*GIVEN DATA*
--------------------------------------------------
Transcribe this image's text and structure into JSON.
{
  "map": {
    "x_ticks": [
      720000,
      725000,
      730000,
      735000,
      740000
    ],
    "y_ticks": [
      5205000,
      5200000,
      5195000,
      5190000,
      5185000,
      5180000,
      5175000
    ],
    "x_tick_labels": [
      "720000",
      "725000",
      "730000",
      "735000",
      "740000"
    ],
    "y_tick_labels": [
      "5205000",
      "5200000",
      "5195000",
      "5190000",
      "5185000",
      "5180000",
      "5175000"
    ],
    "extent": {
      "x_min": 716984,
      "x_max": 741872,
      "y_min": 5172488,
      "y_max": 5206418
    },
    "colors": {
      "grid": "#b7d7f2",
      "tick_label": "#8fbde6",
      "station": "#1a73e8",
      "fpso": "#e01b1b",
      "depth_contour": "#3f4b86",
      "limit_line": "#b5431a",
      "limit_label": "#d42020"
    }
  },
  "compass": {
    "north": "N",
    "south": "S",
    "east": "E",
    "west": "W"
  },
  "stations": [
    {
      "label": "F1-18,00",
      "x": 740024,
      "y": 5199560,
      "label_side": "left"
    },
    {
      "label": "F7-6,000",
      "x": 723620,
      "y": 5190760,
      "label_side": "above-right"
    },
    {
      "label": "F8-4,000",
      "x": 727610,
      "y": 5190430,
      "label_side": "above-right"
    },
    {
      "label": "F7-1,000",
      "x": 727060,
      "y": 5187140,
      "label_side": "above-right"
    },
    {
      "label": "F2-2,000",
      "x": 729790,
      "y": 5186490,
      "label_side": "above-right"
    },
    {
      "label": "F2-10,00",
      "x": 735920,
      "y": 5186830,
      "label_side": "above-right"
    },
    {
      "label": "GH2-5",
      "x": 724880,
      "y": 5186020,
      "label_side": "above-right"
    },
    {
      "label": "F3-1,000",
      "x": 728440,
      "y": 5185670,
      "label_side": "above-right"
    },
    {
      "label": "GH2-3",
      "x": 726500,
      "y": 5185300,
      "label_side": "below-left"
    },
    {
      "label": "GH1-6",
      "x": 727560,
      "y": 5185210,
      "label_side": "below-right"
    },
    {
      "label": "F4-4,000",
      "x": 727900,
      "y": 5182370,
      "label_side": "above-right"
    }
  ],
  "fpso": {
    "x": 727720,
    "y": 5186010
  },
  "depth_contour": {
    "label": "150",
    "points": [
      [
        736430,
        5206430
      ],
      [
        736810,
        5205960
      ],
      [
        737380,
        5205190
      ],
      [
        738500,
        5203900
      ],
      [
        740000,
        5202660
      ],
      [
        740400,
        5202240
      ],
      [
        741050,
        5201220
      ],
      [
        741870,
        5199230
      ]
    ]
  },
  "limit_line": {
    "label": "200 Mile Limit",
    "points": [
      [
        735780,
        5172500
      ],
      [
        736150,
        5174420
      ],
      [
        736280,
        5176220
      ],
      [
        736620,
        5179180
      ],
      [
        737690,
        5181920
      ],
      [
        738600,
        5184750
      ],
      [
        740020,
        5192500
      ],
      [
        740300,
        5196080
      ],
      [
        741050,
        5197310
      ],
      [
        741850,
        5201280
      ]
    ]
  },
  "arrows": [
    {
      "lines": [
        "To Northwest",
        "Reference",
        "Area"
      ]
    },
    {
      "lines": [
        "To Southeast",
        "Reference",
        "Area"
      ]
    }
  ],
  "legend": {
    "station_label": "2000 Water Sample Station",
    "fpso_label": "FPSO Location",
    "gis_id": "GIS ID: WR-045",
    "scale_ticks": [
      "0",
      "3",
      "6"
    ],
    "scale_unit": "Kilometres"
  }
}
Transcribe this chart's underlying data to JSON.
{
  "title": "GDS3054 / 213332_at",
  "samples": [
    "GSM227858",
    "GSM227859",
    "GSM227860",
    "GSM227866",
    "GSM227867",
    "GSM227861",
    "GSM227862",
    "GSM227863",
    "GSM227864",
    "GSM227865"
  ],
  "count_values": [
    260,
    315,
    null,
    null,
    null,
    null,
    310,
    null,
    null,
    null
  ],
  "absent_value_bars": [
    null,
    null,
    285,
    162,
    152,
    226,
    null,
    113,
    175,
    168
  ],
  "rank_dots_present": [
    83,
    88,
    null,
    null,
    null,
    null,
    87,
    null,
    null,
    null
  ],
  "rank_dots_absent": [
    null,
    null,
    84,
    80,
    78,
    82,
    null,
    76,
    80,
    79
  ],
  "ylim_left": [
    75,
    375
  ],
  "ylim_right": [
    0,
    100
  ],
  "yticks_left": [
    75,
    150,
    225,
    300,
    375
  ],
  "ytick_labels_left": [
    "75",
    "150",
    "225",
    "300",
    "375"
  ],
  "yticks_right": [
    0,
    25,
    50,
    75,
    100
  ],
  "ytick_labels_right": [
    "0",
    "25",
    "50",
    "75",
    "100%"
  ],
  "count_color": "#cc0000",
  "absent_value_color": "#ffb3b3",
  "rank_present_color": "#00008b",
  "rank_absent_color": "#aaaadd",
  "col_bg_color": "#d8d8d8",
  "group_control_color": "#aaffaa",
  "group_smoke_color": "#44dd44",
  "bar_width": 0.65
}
--------------------------------------------------
*DIRECTIONS FOR THIS TASK*
Copy all the records above precisely.

*SOLUTION*
Transcribe this image's text and structure into JSON.
{
  "map": {
    "x_ticks": [
      720000,
      725000,
      730000,
      735000,
      740000
    ],
    "y_ticks": [
      5205000,
      5200000,
      5195000,
      5190000,
      5185000,
      5180000,
      5175000
    ],
    "x_tick_labels": [
      "720000",
      "725000",
      "730000",
      "735000",
      "740000"
    ],
    "y_tick_labels": [
      "5205000",
      "5200000",
      "5195000",
      "5190000",
      "5185000",
      "5180000",
      "5175000"
    ],
    "extent": {
      "x_min": 716984,
      "x_max": 741872,
      "y_min": 5172488,
      "y_max": 5206418
    },
    "colors": {
      "grid": "#b7d7f2",
      "tick_label": "#8fbde6",
      "station": "#1a73e8",
      "fpso": "#e01b1b",
      "depth_contour": "#3f4b86",
      "limit_line": "#b5431a",
      "limit_label": "#d42020"
    }
  },
  "compass": {
    "north": "N",
    "south": "S",
    "east": "E",
    "west": "W"
  },
  "stations": [
    {
      "label": "F1-18,00",
      "x": 740024,
      "y": 5199560,
      "label_side": "left"
    },
    {
      "label": "F7-6,000",
      "x": 723620,
      "y": 5190760,
      "label_side": "above-right"
    },
    {
      "label": "F8-4,000",
      "x": 727610,
      "y": 5190430,
      "label_side": "above-right"
    },
    {
      "label": "F7-1,000",
      "x": 727060,
      "y": 5187140,
      "label_side": "above-right"
    },
    {
      "label": "F2-2,000",
      "x": 729790,
      "y": 5186490,
      "label_side": "above-right"
    },
    {
      "label": "F2-10,00",
      "x": 735920,
      "y": 5186830,
      "label_side": "above-right"
    },
    {
      "label": "GH2-5",
      "x": 724880,
      "y": 5186020,
      "label_side": "above-right"
    },
    {
      "label": "F3-1,000",
      "x": 728440,
      "y": 5185670,
      "label_side": "above-right"
    },
    {
      "label": "GH2-3",
      "x": 726500,
      "y": 5185300,
      "label_side": "below-left"
    },
    {
      "label": "GH1-6",
      "x": 727560,
      "y": 5185210,
      "label_side": "below-right"
    },
    {
      "label": "F4-4,000",
      "x": 727900,
      "y": 5182370,
      "label_side": "above-right"
    }
  ],
  "fpso": {
    "x": 727720,
    "y": 5186010
  },
  "depth_contour": {
    "label": "150",
    "points": [
      [
        736430,
        5206430
      ],
      [
        736810,
        5205960
      ],
      [
        737380,
        5205190
      ],
      [
        738500,
        5203900
      ],
      [
        740000,
        5202660
      ],
      [
        740400,
        5202240
      ],
      [
        741050,
        5201220
      ],
      [
        741870,
        5199230
      ]
    ]
  },
  "limit_line": {
    "label": "200 Mile Limit",
    "points": [
      [
        735780,
        5172500
      ],
      [
        736150,
        5174420
      ],
      [
        736280,
        5176220
      ],
      [
        736620,
        5179180
      ],
      [
        737690,
        5181920
      ],
      [
        738600,
        5184750
      ],
      [
        740020,
        5192500
      ],
      [
        740300,
        5196080
      ],
      [
        741050,
        5197310
      ],
      [
        741850,
        5201280
      ]
    ]
  },
  "arrows": [
    {
      "lines": [
        "To Northwest",
        "Reference",
        "Area"
      ]
    },
    {
      "lines": [
        "To Southeast",
        "Reference",
        "Area"
      ]
    }
  ],
  "legend": {
    "station_label": "2000 Water Sample Station",
    "fpso_label": "FPSO Location",
    "gis_id": "GIS ID: WR-045",
    "scale_ticks": [
      "0",
      "3",
      "6"
    ],
    "scale_unit": "Kilometres"
  }
}
Transcribe this chart's underlying data to JSON.
{
  "title": "GDS3054 / 213332_at",
  "samples": [
    "GSM227858",
    "GSM227859",
    "GSM227860",
    "GSM227866",
    "GSM227867",
    "GSM227861",
    "GSM227862",
    "GSM227863",
    "GSM227864",
    "GSM227865"
  ],
  "count_values": [
    260,
    315,
    null,
    null,
    null,
    null,
    310,
    null,
    null,
    null
  ],
  "absent_value_bars": [
    null,
    null,
    285,
    162,
    152,
    226,
    null,
    113,
    175,
    168
  ],
  "rank_dots_present": [
    83,
    88,
    null,
    null,
    null,
    null,
    87,
    null,
    null,
    null
  ],
  "rank_dots_absent": [
    null,
    null,
    84,
    80,
    78,
    82,
    null,
    76,
    80,
    79
  ],
  "ylim_left": [
    75,
    375
  ],
  "ylim_right": [
    0,
    100
  ],
  "yticks_left": [
    75,
    150,
    225,
    300,
    375
  ],
  "ytick_labels_left": [
    "75",
    "150",
    "225",
    "300",
    "375"
  ],
  "yticks_right": [
    0,
    25,
    50,
    75,
    100
  ],
  "ytick_labels_right": [
    "0",
    "25",
    "50",
    "75",
    "100%"
  ],
  "count_color": "#cc0000",
  "absent_value_color": "#ffb3b3",
  "rank_present_color": "#00008b",
  "rank_absent_color": "#aaaadd",
  "col_bg_color": "#d8d8d8",
  "group_control_color": "#aaffaa",
  "group_smoke_color": "#44dd44",
  "bar_width": 0.65
}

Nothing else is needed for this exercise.